GOAL » Repeat every line of the data exactly, but not the pictures.
== DATASET ROWS ==
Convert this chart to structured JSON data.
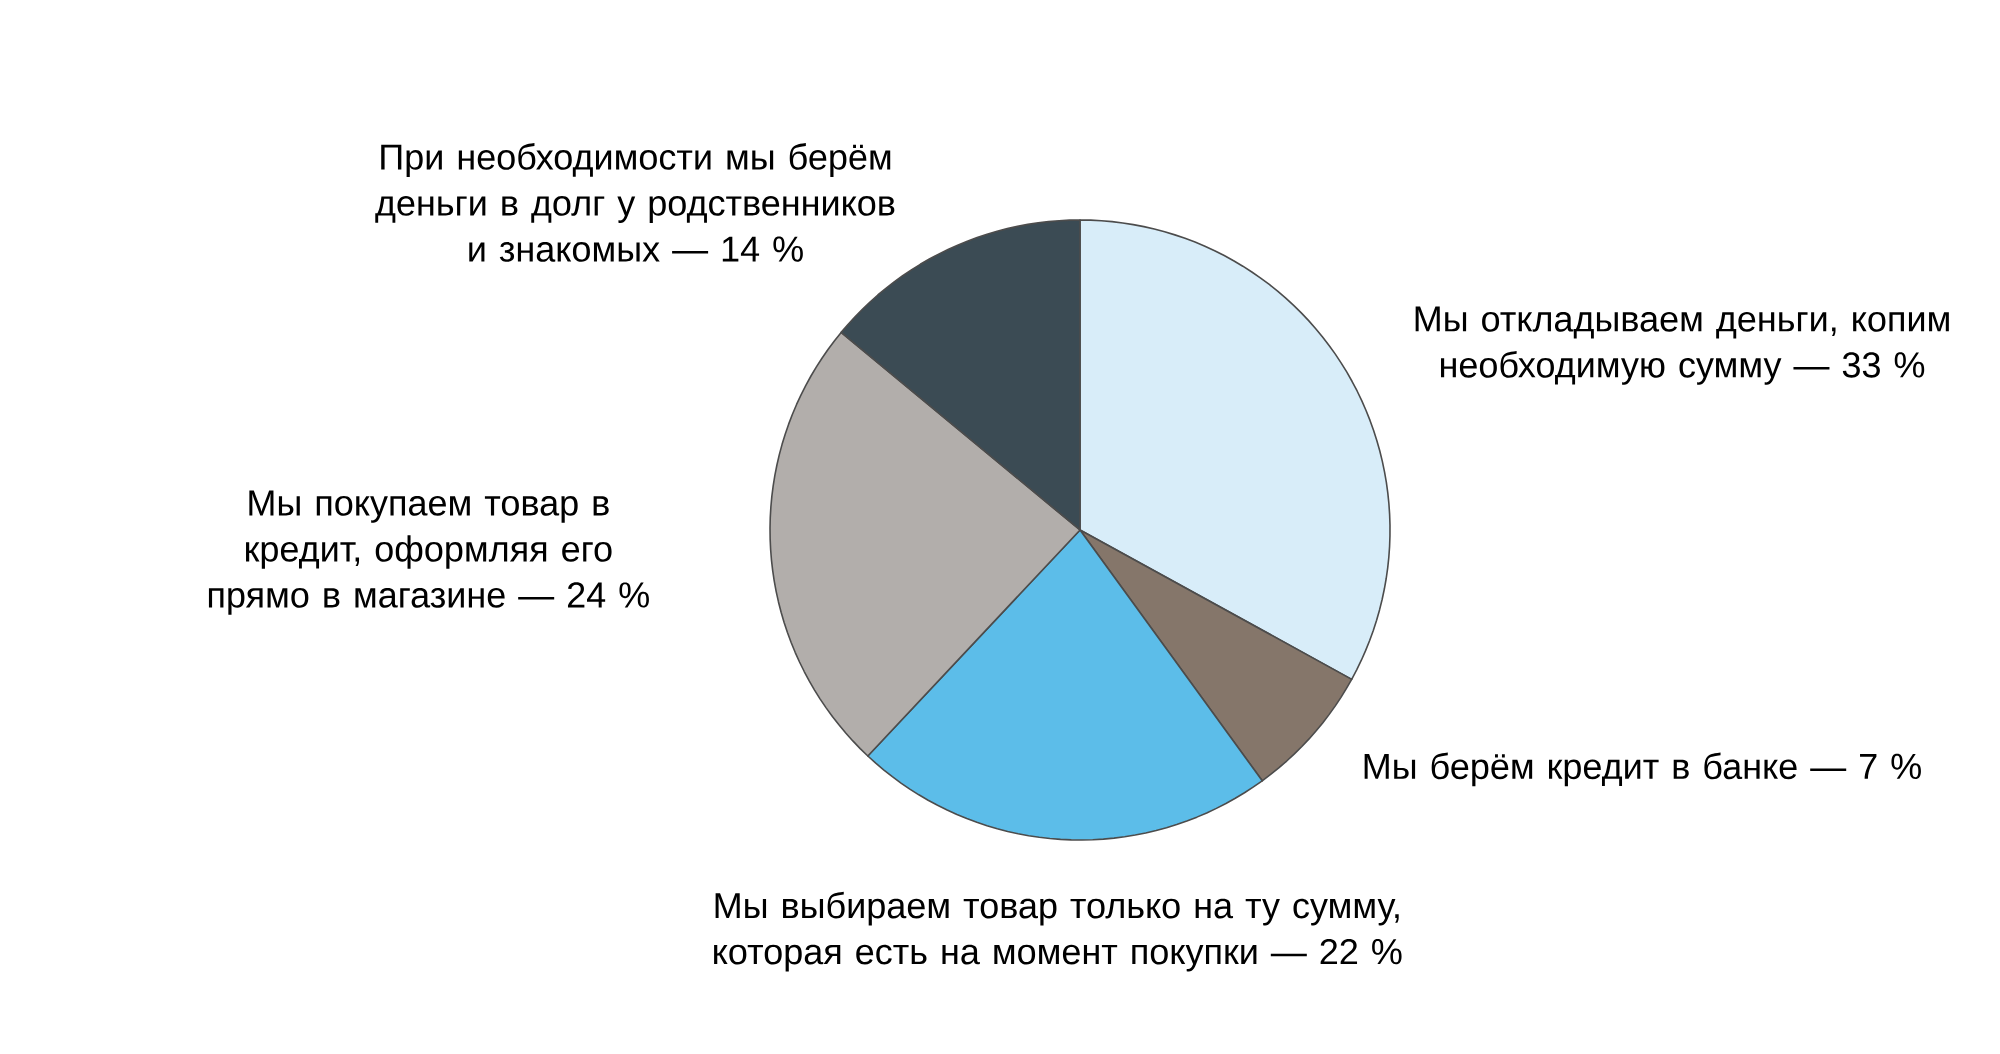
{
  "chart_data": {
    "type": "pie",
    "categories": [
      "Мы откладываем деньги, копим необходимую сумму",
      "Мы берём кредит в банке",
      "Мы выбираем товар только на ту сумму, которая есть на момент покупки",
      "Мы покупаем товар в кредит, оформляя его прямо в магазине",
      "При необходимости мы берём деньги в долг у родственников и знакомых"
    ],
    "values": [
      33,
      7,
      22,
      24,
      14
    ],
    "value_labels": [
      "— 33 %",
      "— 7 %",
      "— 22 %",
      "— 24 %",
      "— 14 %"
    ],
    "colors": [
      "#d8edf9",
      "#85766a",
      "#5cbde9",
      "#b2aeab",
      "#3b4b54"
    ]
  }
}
===
SOLUTION TO THIS PROBLEM »
Convert this chart to structured JSON data.
{
  "chart_data": {
    "type": "pie",
    "categories": [
      "Мы откладываем деньги, копим необходимую сумму",
      "Мы берём кредит в банке",
      "Мы выбираем товар только на ту сумму, которая есть на момент покупки",
      "Мы покупаем товар в кредит, оформляя его прямо в магазине",
      "При необходимости мы берём деньги в долг у родственников и знакомых"
    ],
    "values": [
      33,
      7,
      22,
      24,
      14
    ],
    "value_labels": [
      "— 33 %",
      "— 7 %",
      "— 22 %",
      "— 24 %",
      "— 14 %"
    ],
    "colors": [
      "#d8edf9",
      "#85766a",
      "#5cbde9",
      "#b2aeab",
      "#3b4b54"
    ]
  }
}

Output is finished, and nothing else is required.